> EXCERPTED TEXT:
----

Air quality is an ongoing matter of concern, particularly in metropolitan and industrialized areas. Problems of air pollution are often associated with levels of carbon dioxide (CO2) and particulate matter; however, nitrogen oxides (NOx) are also significant contributors to air pollution.
Nitrogen dioxide (NO2) is a reactive gas that is mainly formed by oxidation of nitrogen monoxide (NO), and high temperature combustion processes (such as in car engines and power plants) are major sources of NOx (i.e., the sum of NO and NO2). While the majority of NOx emissions are in the form of NO, a significant amount is in the form of NO2. It is known that negative health effects can be linked to short-term exposure to NO2 (e.g., changes in lung function in sensitive population groups) and long-term exposure (e.g., increased susceptibility to respiratory infection). Excess deposition of atmospheric nitrogen can lead to a surplus of N nutrient in ecosystems, which can lead to eutrophication in terrestrial and aquatic ecosystems. Nitrogen oxides also play a major role in the formation of ozone, and by contributing to the formation of secondary inorganic aerosols (i.e., through nitrate formation), NOx also can contribute the particulate matter concentration in the air.

----

> EXERCISE DATA:
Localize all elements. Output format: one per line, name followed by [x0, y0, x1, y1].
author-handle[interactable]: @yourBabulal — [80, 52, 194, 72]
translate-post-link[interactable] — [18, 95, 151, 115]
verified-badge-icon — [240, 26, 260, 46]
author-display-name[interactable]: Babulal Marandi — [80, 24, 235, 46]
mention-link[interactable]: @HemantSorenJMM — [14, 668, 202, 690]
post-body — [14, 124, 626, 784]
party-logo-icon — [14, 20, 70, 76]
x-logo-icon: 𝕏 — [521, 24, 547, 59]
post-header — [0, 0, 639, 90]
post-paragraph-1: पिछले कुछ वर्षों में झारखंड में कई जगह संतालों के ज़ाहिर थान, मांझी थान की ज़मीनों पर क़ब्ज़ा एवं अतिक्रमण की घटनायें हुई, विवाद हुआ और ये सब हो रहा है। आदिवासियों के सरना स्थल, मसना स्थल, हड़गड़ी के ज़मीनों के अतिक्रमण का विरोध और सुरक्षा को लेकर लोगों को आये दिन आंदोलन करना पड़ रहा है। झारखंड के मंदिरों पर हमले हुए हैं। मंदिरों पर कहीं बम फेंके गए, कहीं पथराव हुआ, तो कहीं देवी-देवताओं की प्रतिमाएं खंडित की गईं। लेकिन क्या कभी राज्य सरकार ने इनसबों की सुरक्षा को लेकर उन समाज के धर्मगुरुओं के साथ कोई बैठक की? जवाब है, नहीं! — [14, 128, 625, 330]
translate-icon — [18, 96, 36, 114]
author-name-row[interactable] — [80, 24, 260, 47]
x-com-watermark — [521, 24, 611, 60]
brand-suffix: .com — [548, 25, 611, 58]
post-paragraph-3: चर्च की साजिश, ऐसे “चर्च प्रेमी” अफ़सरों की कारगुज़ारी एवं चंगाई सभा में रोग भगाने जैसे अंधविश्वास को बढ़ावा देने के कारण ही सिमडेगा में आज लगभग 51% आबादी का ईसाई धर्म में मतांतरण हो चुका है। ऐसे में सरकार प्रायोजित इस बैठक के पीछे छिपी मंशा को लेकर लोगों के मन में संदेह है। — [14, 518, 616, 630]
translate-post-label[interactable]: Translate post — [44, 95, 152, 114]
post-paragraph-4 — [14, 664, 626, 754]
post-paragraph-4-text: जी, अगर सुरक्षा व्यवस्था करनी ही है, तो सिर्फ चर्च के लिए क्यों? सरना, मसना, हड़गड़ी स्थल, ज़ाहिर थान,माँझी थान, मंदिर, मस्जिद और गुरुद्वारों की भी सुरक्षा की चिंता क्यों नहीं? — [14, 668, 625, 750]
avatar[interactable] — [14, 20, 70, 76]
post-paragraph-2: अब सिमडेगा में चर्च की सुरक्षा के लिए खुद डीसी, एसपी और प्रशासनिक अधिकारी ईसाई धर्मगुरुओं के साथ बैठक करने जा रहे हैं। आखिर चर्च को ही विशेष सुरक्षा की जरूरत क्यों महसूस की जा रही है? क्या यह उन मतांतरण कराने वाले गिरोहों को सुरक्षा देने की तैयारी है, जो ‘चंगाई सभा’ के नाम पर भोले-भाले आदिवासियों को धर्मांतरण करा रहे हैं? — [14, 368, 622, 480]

----

> REQUIREMENT 1: Transcribe the air quality text starting with "Air quality is" and going on through "to air pollution.".
> REQUIREMENT 2: In the air quality text, what process mainly forms nitrogen dioxide?
The rows have no connection to the air quality text.

> PROBLEM SOLUTION 1:
Air quality is an ongoing matter of concern, particularly in metropolitan and industrialized areas. Problems of air pollution are often associated with levels of carbon dioxide (CO2) and particulate matter; however, nitrogen oxides (NOx) are also significant contributors to air pollution.

> PROBLEM SOLUTION 2: Oxidation of nitrogen monoxide (NO).